*Task list*.
• 1. Answer these about the Otatara Bookshop profile:
(a) What is the floor size of the bookshop?
(b) In what year did Penny become the store's text buyer?
(c) Where is Penny finishing her diploma in creative writing?
• 2. Continue the Otatara Bookshop profile from its final sentence.

IMAGE: Otatara Bookshop stocks everything that students need.

Otatara Bookshop covers all text requirements, student stationery and corporate stationery for EIT. Though the location is officially Taradale, it is around two kms from the shopping centre, so it also stocks small ranges of fiction, gifts and lots of greeting cards.

  

Audrey is a wily negotiator on stationery prices.

“You have to fight for some of them,” she says. “We don’t make the mark-ups usual for bookstores and maintain that we are here for the students and I negotiate on that basis.”

She buys as much stock as possible when the ‘back to school’ promotional discounts are on offer. “I would buy more to get the good prices but we just don’t have the storage.” The bookshop size is only 150 sq m, so the lack of storage space is understandable.

  

IMAGE: Penny (left) and Audrey the smiling stationery price assassin

The bookshop sees lots of reps and keeps on top of new product. Some ordering is also done online.

The other full-time bookseller is text buyer Penny Geddis, who began as a part timer in 2000 – she originally came in to help with stocktake.

Penny had been doing all the usual post grad jobs after her BA from Massey in English Lit and Media studies; receptionist, telemarketer and working in student loans. But the gal just can’t help adding qualifications: an NZIM certificate in small business management from EIT and now she is currently finishing a diploma in creative writing from Whitireia.

Notice the similarity in surnames? Penny was hired by the previous manager as a retail assistant and her job grew to be full time. She became the store’s text buyer in 2006. So Otatara Bookshop is now a mother/daughter act that works really well – possibly because they have separate domains!

  

IMAGE: Students are one of the key markets for Otatara Bookshop.

Audrey is in charge, and the authority, on all things stationery. Penny was trained by the previous manager who taught her everything she knew about text books, to which she’s added her own attributes of analysing statistics on stock movement and a great memory for books and their covers.

*Source excerpt*.
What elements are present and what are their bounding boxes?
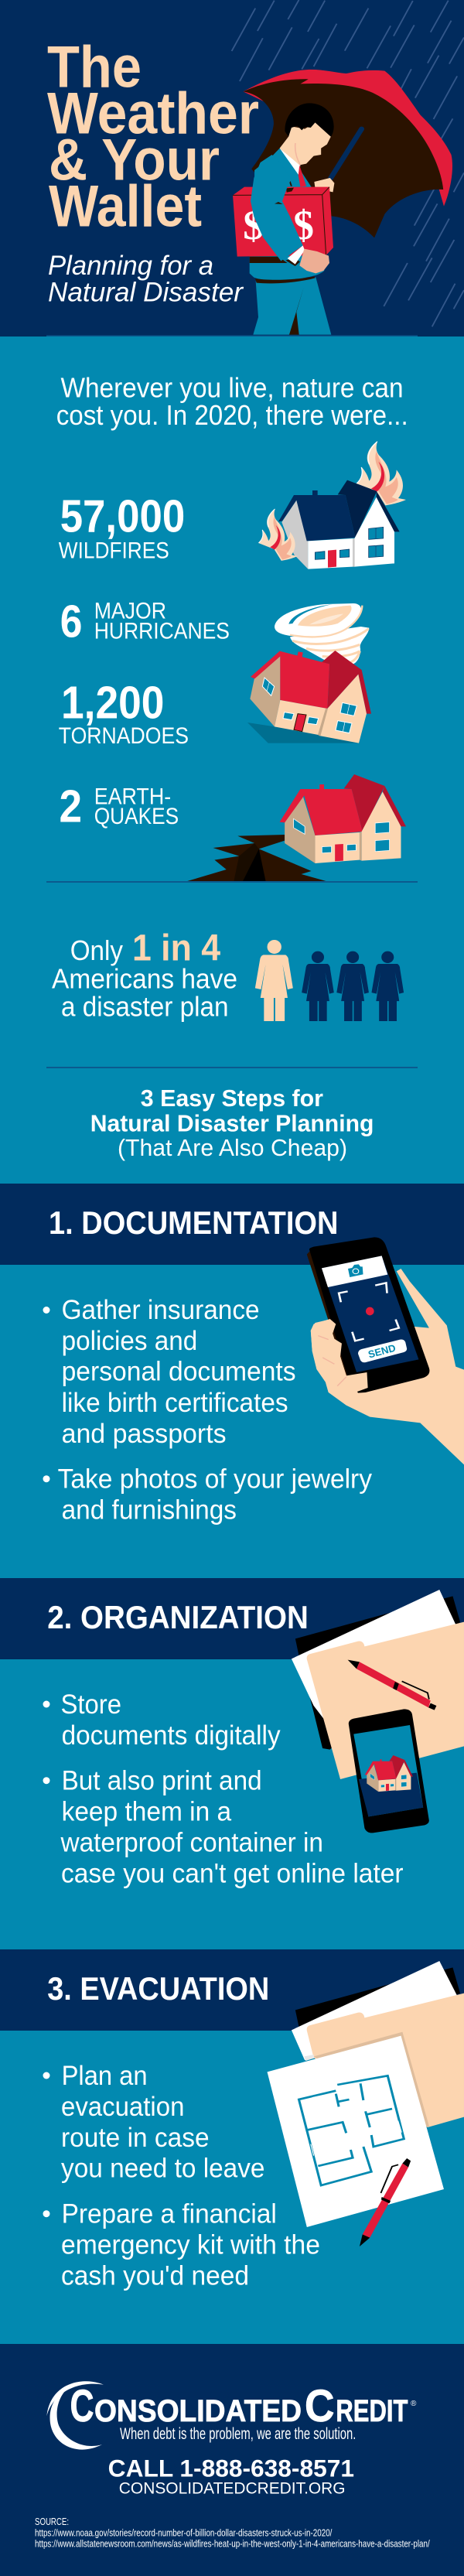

*Exercise responses*.
• 1.
(a) 150 sq m
(b) 2006
(c) Whitireia

• 2.
Their work habits are different too - Audrey likes to get in an hour or so before the store opens to do paperwork while she is undisturbed. Penny stays after the shop has closed, dealing with orders and other chores.

There are a lot of email orders for Otatara’s wine science text and supporting books – students are discovering they have the cheapest prices!

Business students are also aware of a good deal and are the store’s biggest email order shoppers.

Penny is passionate about fiction and greeting cards, so she also does the buying for that area. Assisting Audrey and Penny is part timer Shirley Mitchell, and casuals Adrienne Frank and Jadene Heatherwick.

You will also find a great range of pens at Otatara: Penny has ‘a serious addiction’ and swears by her Pilot Jetstream, Audrey prefers a Pilot V7. “There are often cheers of delight when we convince a customer to purchase ‘our’ pen,” says Audrey.

  

The Otatara Bookshop building was “inherited” but is colourful with a forest green and blue walls. The ambience is cosy and well ordered, but it is pretty unlike a flashed up, brighly lit, main street store. Though with text prices cheaper than elsewhere, what is there to complain about?

But an expansion of bookshop effort might be asked of the Otatara team in the future: EIT and Gisborne’s Tairawhiti Polytechnic merged in January this year. Currently the institutions are in a delivery of change-over mode. Otatara Bookshop is already providing Tairawhiti students with their texts by internet mail order, and online web ordering should be available in 2012.